--- start ---

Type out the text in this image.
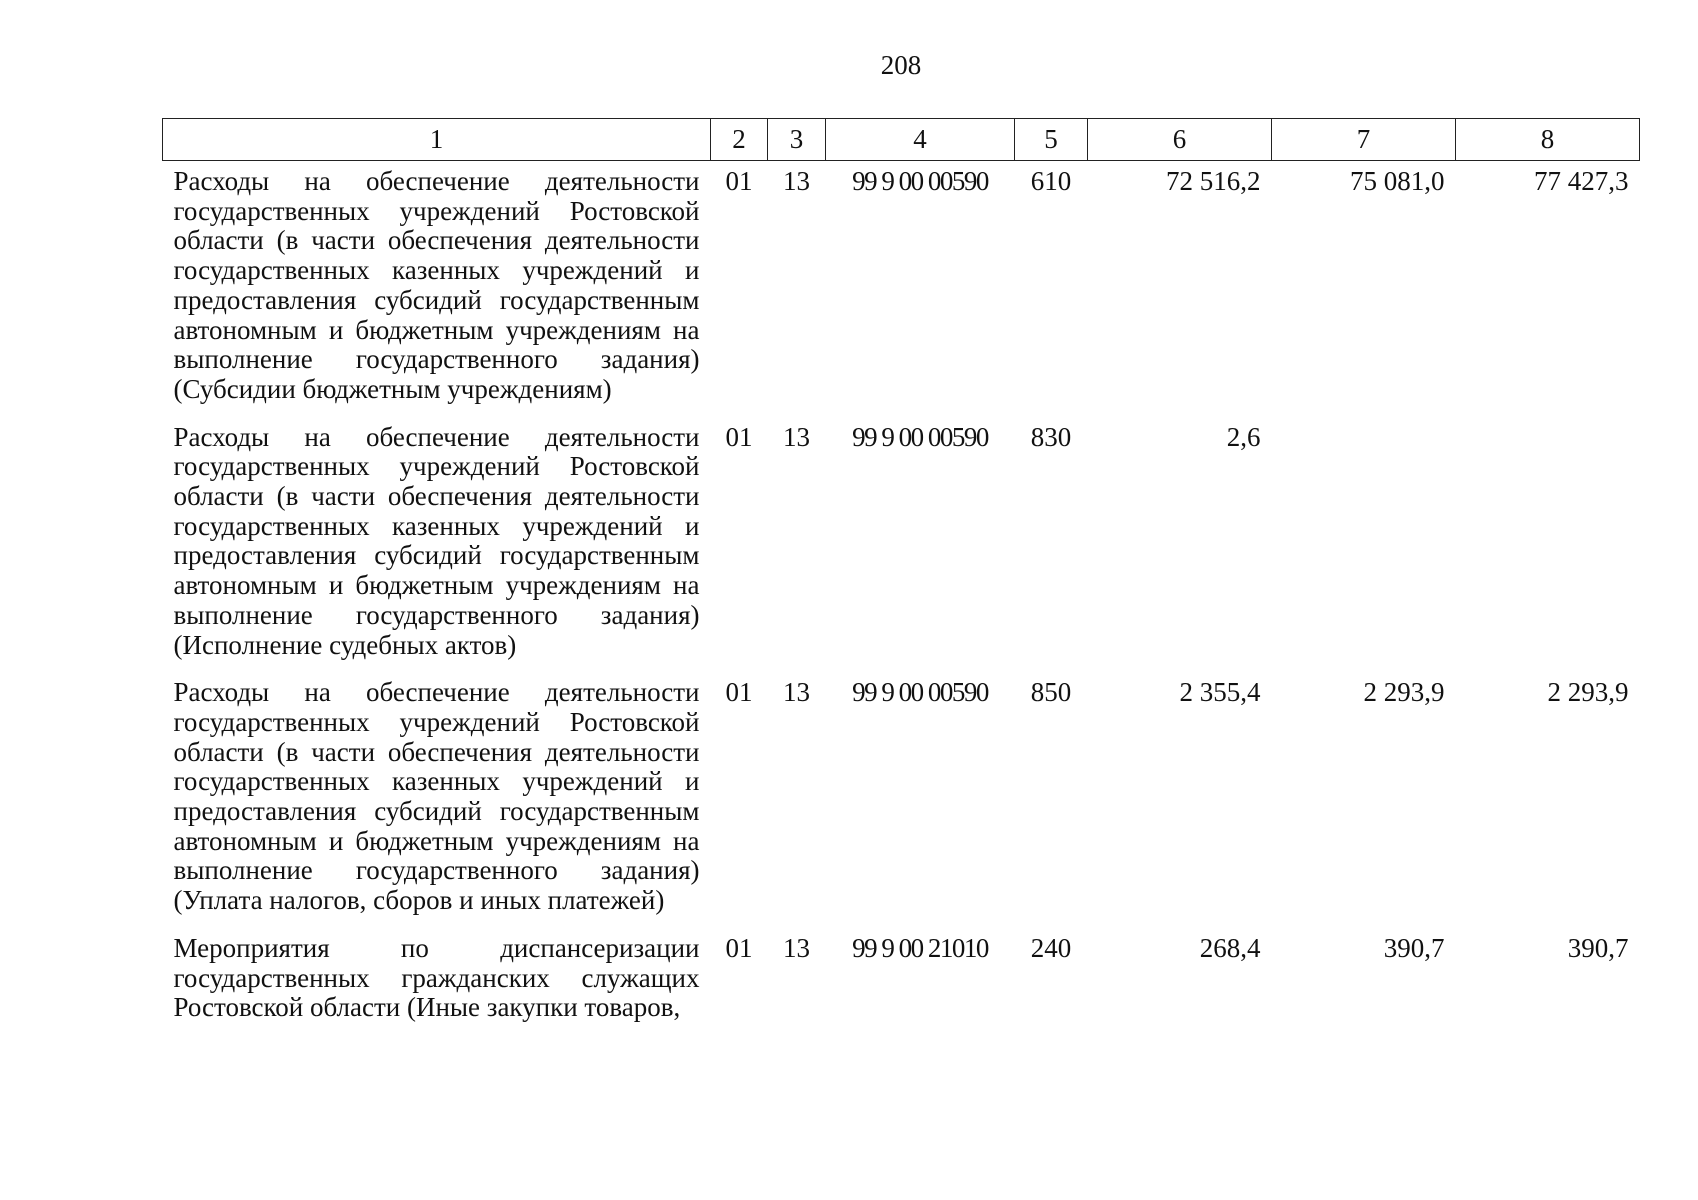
208
1	2	3	4	5	6	7	8
Расходы на обеспечение деятельности государственных учреждений Ростовской области (в части обеспечения деятельности государственных казенных учреждений и предоставления субсидий государственным автономным и бюджетным учреждениям на выполнение государственного задания) (Субсидии бюджетным учреждениям)	01	13	99 9 00 00590	610	72 516,2	75 081,0	77 427,3
Расходы на обеспечение деятельности государственных учреждений Ростовской области (в части обеспечения деятельности государственных казенных учреждений и предоставления субсидий государственным автономным и бюджетным учреждениям на выполнение государственного задания) (Исполнение судебных актов)	01	13	99 9 00 00590	830	2,6		
Расходы на обеспечение деятельности государственных учреждений Ростовской области (в части обеспечения деятельности государственных казенных учреждений и предоставления субсидий государственным автономным и бюджетным учреждениям на выполнение государственного задания) (Уплата налогов, сборов и иных платежей)	01	13	99 9 00 00590	850	2 355,4	2 293,9	2 293,9
Мероприятия по диспансеризации государственных гражданских служащих Ростовской области (Иные закупки товаров,	01	13	99 9 00 21010	240	268,4	390,7	390,7
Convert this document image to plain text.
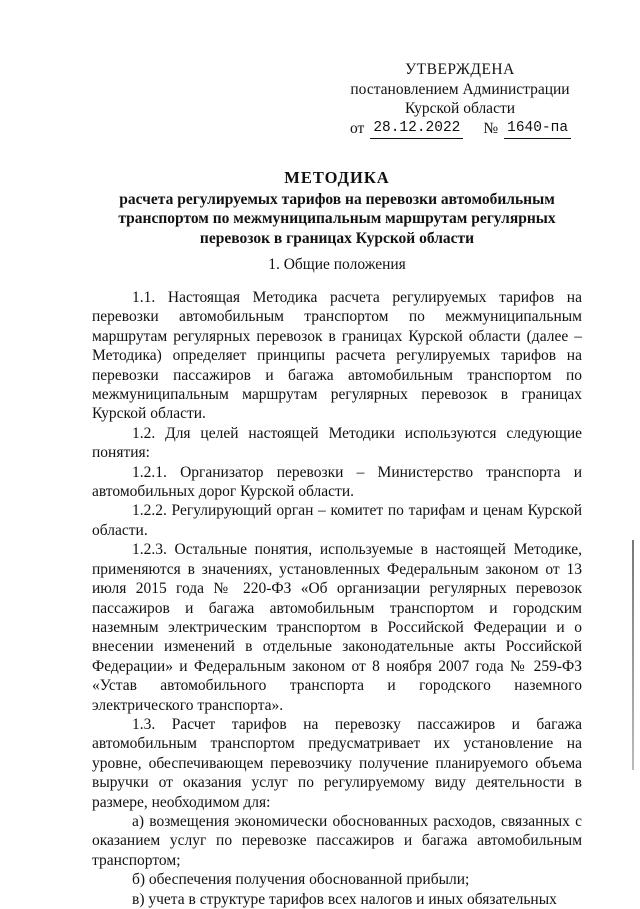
УТВЕРЖДЕНА
постановлением Администрации
Курской области
от 28.12.2022 № 1640-па
МЕТОДИКА
расчета регулируемых тарифов на перевозки автомобильным транспортом по межмуниципальным маршрутам регулярных перевозок в границах Курской области
1. Общие положения

1.1. Настоящая Методика расчета регулируемых тарифов на перевозки автомобильным транспортом по межмуниципальным маршрутам регулярных перевозок в границах Курской области (далее – Методика) определяет принципы расчета регулируемых тарифов на перевозки пассажиров и багажа автомобильным транспортом по межмуниципальным маршрутам регулярных перевозок в границах Курской области.

1.2. Для целей настоящей Методики используются следующие понятия:

1.2.1. Организатор перевозки – Министерство транспорта и автомобильных дорог Курской области.

1.2.2. Регулирующий орган – комитет по тарифам и ценам Курской области.

1.2.3. Остальные понятия, используемые в настоящей Методике, применяются в значениях, установленных Федеральным законом от 13 июля 2015 года № 220-ФЗ «Об организации регулярных перевозок пассажиров и багажа автомобильным транспортом и городским наземным электрическим транспортом в Российской Федерации и о внесении изменений в отдельные законодательные акты Российской Федерации» и Федеральным законом от 8 ноября 2007 года № 259-ФЗ «Устав автомобильного транспорта и городского наземного электрического транспорта».

1.3. Расчет тарифов на перевозку пассажиров и багажа автомобильным транспортом предусматривает их установление на уровне, обеспечивающем перевозчику получение планируемого объема выручки от оказания услуг по регулируемому виду деятельности в размере, необходимом для:

а) возмещения экономически обоснованных расходов, связанных с оказанием услуг по перевозке пассажиров и багажа автомобильным транспортом;

б) обеспечения получения обоснованной прибыли;

в) учета в структуре тарифов всех налогов и иных обязательных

--- end ---

# STATED EXERCISE
Show every line above in which the word "межмуниципальным" occurs.

# RESULT BELOW
расчета регулируемых тарифов на перевозки автомобильным транспортом по межмуниципальным маршрутам регулярных перевозок в границах Курской области
1.1. Настоящая Методика расчета регулируемых тарифов на перевозки автомобильным транспортом по межмуниципальным маршрутам регулярных перевозок в границах Курской области (далее – Методика) определяет принципы расчета регулируемых тарифов на перевозки пассажиров и багажа автомобильным транспортом по межмуниципальным маршрутам регулярных перевозок в границах Курской области.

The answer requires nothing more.